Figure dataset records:
(begin)

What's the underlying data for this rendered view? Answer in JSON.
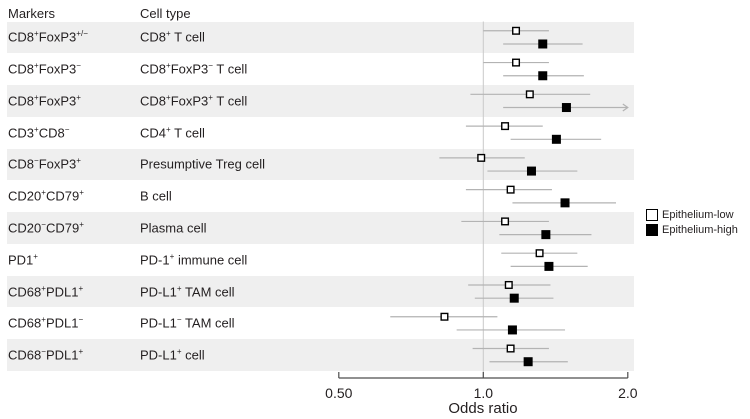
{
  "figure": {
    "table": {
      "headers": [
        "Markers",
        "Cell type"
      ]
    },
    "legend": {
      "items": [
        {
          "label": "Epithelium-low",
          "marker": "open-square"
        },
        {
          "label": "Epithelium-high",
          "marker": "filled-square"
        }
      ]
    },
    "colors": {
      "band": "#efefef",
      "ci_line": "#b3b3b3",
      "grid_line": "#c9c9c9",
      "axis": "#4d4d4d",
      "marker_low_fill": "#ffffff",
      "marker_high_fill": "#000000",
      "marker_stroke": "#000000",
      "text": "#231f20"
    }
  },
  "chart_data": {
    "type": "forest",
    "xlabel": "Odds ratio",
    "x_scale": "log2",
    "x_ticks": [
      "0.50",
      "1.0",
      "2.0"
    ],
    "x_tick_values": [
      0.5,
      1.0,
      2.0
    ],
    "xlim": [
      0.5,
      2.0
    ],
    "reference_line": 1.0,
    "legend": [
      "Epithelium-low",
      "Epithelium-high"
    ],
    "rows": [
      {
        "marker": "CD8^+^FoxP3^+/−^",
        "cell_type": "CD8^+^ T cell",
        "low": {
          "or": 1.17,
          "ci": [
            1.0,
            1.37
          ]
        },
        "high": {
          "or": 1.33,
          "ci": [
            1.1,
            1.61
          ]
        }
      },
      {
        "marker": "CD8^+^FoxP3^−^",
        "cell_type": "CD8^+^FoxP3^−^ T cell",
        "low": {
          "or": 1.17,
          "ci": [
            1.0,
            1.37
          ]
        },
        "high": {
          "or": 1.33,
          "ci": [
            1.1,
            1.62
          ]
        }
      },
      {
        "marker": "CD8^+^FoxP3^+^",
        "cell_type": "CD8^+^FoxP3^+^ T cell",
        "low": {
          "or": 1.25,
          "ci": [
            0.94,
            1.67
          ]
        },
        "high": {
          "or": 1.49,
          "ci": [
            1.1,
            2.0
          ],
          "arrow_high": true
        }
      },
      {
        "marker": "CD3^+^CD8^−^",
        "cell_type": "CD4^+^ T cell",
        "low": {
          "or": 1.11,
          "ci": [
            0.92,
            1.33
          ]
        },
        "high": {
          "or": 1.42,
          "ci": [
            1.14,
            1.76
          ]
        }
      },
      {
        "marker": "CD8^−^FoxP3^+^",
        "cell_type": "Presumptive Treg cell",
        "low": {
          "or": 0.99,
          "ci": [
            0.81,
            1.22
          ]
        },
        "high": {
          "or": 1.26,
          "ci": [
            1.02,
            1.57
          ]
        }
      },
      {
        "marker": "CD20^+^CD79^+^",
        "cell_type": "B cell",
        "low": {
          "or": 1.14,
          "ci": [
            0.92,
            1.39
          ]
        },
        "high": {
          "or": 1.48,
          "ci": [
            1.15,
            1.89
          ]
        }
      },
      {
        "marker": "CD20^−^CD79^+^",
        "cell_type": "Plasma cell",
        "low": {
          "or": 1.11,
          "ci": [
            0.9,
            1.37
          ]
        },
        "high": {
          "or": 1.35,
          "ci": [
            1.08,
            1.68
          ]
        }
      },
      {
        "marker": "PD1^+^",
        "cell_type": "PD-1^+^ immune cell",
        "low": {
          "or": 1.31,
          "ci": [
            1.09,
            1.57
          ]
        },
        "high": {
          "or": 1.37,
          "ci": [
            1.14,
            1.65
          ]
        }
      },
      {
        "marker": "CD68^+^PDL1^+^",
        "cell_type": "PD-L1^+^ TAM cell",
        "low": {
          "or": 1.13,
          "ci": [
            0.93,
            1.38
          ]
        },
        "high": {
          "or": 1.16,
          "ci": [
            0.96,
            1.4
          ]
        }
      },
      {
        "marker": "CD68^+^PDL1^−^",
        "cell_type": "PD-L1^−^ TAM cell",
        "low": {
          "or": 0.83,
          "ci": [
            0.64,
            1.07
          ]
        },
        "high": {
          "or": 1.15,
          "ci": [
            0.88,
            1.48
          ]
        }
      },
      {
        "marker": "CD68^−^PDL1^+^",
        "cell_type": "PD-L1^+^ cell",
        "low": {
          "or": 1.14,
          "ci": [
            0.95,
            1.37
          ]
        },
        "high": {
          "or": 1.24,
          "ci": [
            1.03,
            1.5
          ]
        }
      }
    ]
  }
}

(end)

» **WHAT YOU HAVE TO DO**
Tally how many lines of the data include the word "square". Write the number and nothing else.

» **RESPONSE TO THE EXERCISE**
2